DIRECTIVE 1:
Copy out the records line for line, everything from the line containing "symbol-dropdown[interactable] (76, 15, 84, 20)" down to the line containing "candle-body (592, 158, 603, 163)", with both of those lines included.

SOURCE TEXT:
#####
Other than during a tornado watch, when is the last time any of us prayed in a closet? Most of us would probably answer: “Never.” Yet that is exactly what Christ advised his disciples to do: “whenever you pray, go into your room and shut the door and pray to your Father who is in secret; and your Father who sees in secret will reward you.”

Most translations use the word “room” but the Greek is closer to “inner room” – or closet. Of course Christ’s point was not the architecture, but the privacy. Even in Christ’s time, public prayer was often more a bid for the admiration of people, rather than communion with God.

We’ve all heard prayers that sound like the person praying was being paid by the word. Christ tells to pray privately, and not heap on words as if desperately trying to tip some divine scale. Ideally prayer is not a monologue, so it needs a lot of silent time to leave room for God.

When Christ says those who pray or give alms in a public manner have already received their reward, he is commenting on motive. People who make a show of piety in order to win admiration have their reward when someone notices, but not beyond.
#####
SOURCE MATERIAL:
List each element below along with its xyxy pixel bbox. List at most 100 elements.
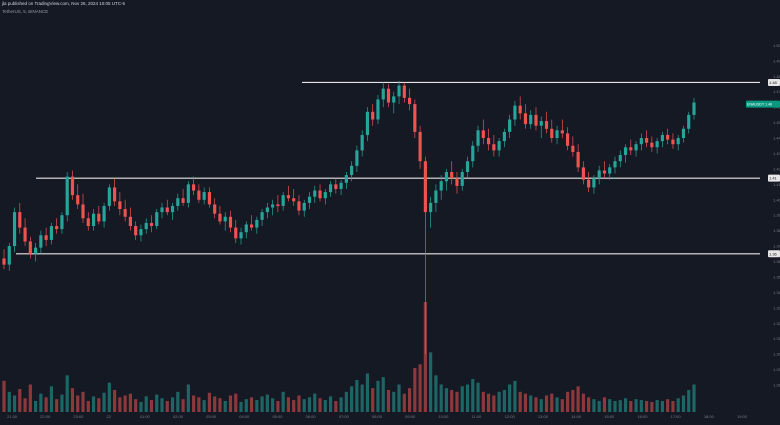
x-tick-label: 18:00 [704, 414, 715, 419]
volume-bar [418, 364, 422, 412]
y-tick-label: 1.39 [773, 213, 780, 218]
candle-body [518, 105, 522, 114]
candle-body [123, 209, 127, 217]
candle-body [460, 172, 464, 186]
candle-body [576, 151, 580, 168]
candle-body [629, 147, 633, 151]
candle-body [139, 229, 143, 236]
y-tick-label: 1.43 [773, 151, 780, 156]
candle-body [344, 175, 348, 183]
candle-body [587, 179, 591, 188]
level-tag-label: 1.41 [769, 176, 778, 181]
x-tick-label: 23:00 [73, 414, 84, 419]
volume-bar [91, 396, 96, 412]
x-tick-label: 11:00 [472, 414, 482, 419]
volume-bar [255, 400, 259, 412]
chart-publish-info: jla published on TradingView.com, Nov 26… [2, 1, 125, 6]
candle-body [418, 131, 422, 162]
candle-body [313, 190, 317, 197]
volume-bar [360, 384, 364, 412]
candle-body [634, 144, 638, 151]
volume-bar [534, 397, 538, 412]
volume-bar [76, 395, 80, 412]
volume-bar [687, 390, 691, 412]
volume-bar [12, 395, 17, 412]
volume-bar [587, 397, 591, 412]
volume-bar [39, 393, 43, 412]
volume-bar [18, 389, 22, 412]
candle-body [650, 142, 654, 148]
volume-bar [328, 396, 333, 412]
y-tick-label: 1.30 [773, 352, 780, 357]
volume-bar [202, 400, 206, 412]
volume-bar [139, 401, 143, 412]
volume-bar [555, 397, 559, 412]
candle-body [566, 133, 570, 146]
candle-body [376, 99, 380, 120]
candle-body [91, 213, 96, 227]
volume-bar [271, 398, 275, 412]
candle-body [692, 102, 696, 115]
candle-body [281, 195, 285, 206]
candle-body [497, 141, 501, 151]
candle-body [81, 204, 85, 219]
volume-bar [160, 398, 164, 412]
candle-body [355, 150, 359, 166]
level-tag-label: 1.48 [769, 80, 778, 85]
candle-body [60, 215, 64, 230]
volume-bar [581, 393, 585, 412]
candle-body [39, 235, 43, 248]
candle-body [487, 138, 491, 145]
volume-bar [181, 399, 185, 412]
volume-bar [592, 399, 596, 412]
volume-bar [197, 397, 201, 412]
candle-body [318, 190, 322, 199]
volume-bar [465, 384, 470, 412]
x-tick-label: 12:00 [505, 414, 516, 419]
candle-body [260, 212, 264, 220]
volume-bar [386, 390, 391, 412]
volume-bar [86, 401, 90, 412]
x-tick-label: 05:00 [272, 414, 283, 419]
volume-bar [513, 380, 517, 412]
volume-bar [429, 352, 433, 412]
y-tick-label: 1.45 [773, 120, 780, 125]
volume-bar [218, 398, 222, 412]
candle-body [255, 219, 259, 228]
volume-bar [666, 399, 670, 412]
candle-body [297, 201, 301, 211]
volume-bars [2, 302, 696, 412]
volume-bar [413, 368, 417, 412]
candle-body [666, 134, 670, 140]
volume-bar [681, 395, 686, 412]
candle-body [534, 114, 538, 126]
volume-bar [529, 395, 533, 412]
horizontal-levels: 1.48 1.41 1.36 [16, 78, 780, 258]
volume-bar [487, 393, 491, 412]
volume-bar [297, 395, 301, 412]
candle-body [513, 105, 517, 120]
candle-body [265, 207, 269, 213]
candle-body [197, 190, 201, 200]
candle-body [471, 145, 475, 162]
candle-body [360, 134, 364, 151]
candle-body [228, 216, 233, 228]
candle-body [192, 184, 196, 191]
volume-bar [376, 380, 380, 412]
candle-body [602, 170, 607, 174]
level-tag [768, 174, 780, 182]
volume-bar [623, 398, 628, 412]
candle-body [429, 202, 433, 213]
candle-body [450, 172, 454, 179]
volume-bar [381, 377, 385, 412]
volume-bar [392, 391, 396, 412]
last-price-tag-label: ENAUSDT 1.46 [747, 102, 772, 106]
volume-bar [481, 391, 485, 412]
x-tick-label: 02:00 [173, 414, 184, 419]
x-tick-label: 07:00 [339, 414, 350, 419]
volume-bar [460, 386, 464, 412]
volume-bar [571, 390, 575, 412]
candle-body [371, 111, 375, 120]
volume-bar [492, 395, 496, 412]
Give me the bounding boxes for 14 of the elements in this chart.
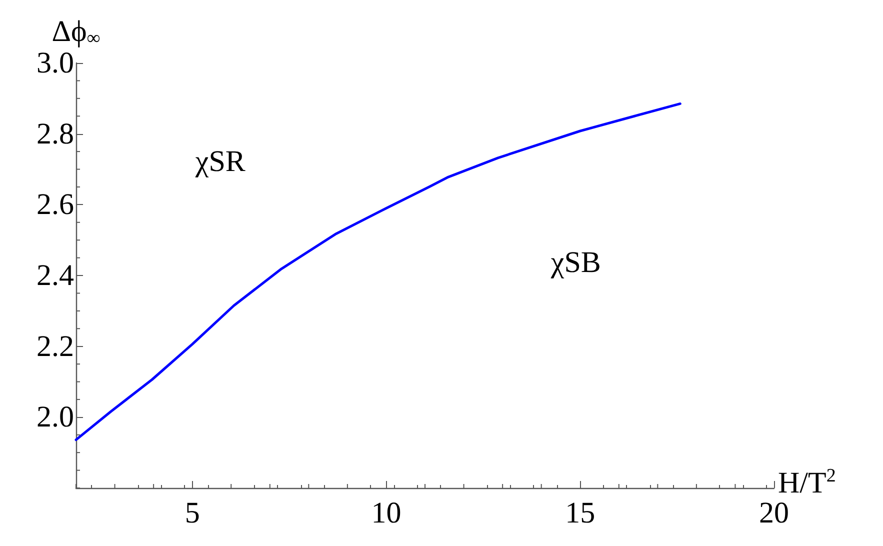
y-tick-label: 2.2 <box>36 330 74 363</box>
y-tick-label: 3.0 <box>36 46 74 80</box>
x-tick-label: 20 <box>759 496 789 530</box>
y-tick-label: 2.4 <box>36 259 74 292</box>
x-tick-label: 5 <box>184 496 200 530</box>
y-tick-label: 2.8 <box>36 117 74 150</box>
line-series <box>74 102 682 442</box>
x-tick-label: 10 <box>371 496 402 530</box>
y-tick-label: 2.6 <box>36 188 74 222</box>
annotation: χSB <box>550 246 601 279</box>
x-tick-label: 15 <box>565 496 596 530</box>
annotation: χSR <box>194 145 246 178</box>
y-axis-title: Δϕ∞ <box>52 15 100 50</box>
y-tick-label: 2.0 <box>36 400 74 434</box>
#####
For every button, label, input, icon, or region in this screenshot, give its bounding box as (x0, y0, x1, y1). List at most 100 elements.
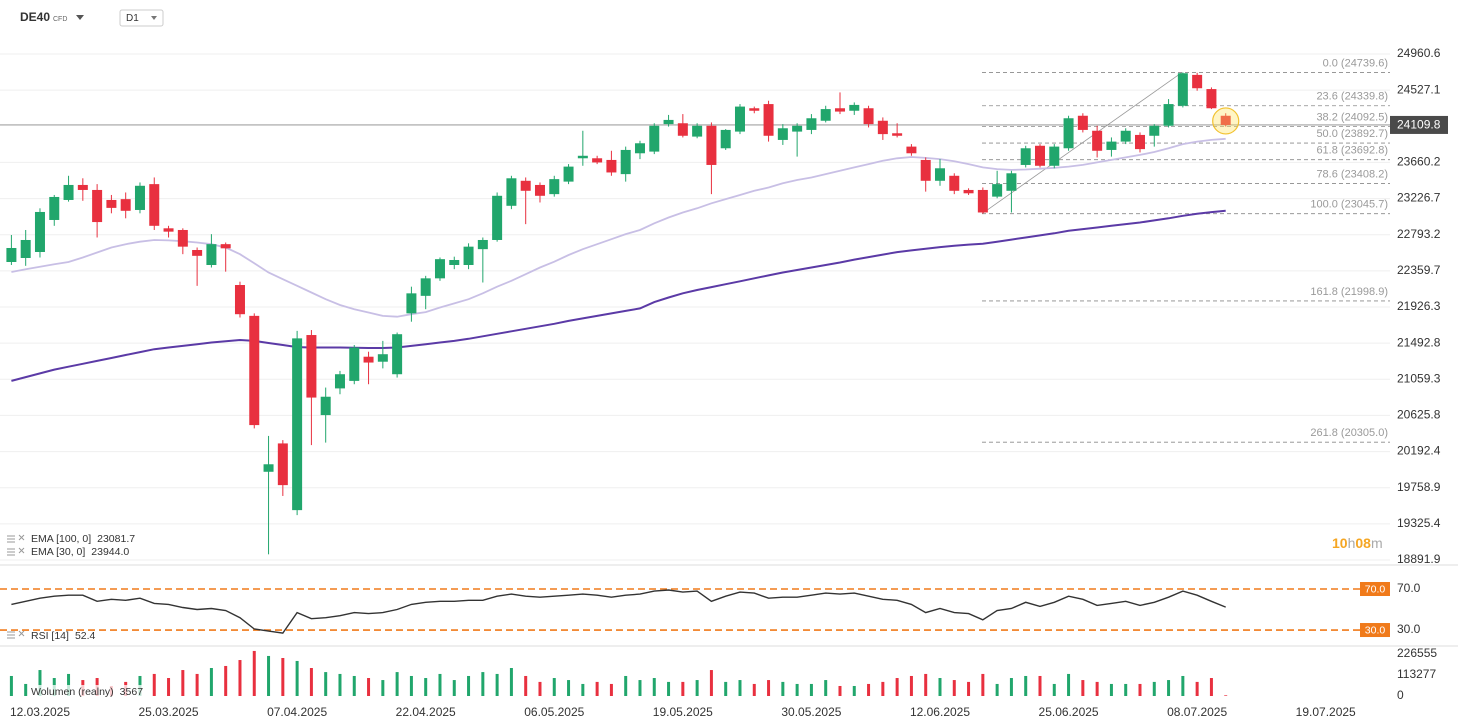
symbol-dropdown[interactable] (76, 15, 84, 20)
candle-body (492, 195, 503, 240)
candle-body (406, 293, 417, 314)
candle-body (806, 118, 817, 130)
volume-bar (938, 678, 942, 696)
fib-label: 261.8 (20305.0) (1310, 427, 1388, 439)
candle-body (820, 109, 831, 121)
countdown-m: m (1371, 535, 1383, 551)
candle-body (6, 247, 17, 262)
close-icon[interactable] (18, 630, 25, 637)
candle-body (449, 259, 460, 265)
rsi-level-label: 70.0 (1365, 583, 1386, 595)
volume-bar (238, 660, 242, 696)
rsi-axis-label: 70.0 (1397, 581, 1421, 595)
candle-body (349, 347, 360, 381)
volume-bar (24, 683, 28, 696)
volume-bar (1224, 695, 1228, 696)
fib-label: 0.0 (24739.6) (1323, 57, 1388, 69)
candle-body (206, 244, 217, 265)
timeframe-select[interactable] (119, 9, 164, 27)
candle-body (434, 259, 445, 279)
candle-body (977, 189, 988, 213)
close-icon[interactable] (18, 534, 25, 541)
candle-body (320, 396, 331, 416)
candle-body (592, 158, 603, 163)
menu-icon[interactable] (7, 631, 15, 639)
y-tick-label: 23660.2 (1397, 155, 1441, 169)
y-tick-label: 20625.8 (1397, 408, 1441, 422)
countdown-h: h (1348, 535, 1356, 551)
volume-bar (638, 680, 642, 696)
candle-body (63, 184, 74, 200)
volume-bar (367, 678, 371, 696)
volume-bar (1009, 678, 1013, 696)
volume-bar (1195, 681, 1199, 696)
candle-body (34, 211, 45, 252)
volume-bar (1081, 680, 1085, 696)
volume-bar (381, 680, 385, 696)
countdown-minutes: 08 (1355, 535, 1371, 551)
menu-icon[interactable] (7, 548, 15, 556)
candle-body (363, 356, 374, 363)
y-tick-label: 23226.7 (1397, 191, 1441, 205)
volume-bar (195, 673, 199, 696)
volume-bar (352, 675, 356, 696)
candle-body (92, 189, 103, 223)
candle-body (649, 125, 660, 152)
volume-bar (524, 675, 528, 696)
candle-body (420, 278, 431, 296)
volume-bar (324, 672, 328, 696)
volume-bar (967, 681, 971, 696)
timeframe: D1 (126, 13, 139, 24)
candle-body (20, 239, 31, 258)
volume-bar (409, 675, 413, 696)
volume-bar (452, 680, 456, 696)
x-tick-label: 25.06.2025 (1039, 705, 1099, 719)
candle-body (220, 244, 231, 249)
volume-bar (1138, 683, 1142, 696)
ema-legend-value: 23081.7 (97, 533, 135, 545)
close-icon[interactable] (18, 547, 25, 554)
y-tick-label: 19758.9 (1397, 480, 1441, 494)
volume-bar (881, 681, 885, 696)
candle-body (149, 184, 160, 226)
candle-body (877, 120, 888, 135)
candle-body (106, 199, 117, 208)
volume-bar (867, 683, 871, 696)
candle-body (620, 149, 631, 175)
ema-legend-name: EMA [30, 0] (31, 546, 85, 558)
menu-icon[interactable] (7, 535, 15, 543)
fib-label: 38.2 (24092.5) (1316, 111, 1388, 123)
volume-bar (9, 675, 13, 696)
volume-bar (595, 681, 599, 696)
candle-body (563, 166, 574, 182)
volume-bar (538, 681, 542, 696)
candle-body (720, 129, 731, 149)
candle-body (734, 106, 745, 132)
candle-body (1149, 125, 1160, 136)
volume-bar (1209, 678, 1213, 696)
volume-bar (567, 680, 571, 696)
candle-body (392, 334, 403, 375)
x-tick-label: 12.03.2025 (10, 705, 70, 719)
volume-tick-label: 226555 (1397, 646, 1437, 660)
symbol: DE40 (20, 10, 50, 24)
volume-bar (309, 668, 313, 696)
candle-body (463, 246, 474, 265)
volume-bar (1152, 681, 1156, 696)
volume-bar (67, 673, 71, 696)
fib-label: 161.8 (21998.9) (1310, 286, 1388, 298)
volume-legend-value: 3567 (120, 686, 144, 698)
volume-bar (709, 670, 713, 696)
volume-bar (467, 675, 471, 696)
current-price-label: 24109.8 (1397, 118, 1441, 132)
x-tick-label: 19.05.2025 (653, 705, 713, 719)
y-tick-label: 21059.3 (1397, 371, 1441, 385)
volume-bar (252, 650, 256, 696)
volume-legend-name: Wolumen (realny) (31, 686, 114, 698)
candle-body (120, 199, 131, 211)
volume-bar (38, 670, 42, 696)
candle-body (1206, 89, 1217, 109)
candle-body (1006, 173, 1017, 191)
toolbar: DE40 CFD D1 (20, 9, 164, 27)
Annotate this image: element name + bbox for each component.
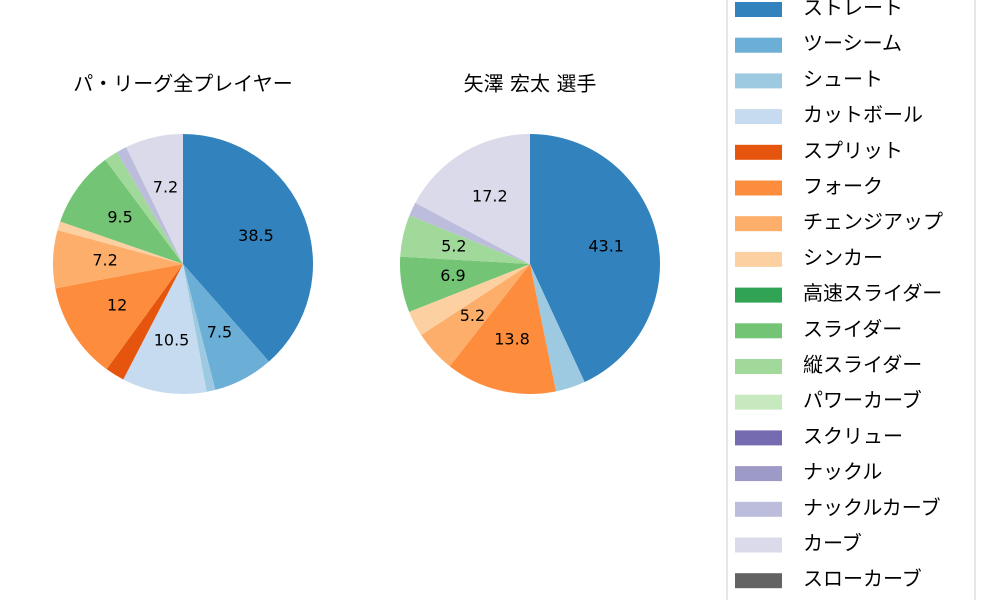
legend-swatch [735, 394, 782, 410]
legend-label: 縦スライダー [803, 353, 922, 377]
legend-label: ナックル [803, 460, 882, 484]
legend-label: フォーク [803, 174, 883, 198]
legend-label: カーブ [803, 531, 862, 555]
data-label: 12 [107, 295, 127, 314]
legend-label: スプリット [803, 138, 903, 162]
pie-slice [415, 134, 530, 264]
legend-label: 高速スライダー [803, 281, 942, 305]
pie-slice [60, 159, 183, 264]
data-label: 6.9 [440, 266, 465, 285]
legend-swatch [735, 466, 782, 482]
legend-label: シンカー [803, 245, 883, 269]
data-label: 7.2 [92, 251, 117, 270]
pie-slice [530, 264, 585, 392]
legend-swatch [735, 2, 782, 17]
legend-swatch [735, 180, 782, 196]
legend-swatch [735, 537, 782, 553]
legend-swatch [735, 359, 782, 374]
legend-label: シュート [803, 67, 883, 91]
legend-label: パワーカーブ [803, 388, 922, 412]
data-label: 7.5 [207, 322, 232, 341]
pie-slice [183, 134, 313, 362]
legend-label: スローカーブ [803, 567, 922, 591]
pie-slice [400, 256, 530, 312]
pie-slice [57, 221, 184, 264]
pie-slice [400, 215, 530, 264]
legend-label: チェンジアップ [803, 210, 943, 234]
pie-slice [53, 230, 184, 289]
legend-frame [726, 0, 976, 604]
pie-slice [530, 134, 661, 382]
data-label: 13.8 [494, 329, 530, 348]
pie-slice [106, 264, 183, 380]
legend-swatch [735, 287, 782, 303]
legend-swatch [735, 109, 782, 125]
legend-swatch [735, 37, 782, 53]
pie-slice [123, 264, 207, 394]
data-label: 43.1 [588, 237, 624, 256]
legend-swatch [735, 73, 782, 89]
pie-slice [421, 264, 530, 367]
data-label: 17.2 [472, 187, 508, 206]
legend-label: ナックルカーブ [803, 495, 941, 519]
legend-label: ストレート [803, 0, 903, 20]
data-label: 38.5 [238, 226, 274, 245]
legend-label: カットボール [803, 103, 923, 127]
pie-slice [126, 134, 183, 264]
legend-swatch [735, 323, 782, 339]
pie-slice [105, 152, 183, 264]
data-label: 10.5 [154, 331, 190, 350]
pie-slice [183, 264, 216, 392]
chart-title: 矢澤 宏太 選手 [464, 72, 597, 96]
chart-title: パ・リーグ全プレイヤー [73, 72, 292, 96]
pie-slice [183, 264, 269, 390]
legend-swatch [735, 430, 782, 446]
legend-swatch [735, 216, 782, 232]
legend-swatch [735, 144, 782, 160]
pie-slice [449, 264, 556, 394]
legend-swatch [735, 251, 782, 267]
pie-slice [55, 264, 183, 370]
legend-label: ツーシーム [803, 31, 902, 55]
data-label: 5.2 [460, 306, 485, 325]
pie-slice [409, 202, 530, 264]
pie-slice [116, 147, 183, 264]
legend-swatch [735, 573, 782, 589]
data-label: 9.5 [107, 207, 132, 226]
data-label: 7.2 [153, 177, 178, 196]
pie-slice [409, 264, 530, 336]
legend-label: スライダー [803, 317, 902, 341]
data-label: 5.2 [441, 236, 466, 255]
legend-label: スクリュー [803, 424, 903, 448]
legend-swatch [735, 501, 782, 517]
#####
DIRECTIVE 2:
Answer these questions from the passage on private prayer:
(a) According to the passage, what is the Greek behind "room" closer to?
(b) What does the passage say prayer ideally is not?
(c) When do people who make a show of piety have their reward?

EXERCISE SOLUTION 1:
symbol-dropdown[interactable] (76, 15, 84, 20)
candle-body (492, 195, 503, 240)
candle-body (406, 293, 417, 314)
candle-body (806, 118, 817, 130)
volume-bar (938, 678, 942, 696)
fib-label: 261.8 (20305.0) (1310, 427, 1388, 439)
candle-body (820, 109, 831, 121)
countdown-m: m (1371, 535, 1383, 551)
candle-body (6, 247, 17, 262)
close-icon[interactable] (18, 630, 25, 637)
candle-body (449, 259, 460, 265)
rsi-level-label: 70.0 (1365, 583, 1386, 595)
volume-bar (238, 660, 242, 696)
rsi-axis-label: 70.0 (1397, 581, 1421, 595)
candle-body (349, 347, 360, 381)
volume-bar (24, 683, 28, 696)
volume-bar (1224, 695, 1228, 696)
fib-label: 0.0 (24739.6) (1323, 57, 1388, 69)
candle-body (206, 244, 217, 265)
timeframe-select[interactable] (119, 9, 164, 27)
candle-body (434, 259, 445, 279)
candle-body (977, 189, 988, 213)
close-icon[interactable] (18, 534, 25, 541)
candle-body (320, 396, 331, 416)
candle-body (592, 158, 603, 163)

EXERCISE SOLUTION 2:
(a) "Inner room," or closet.
(b) A monologue.
(c) When someone notices.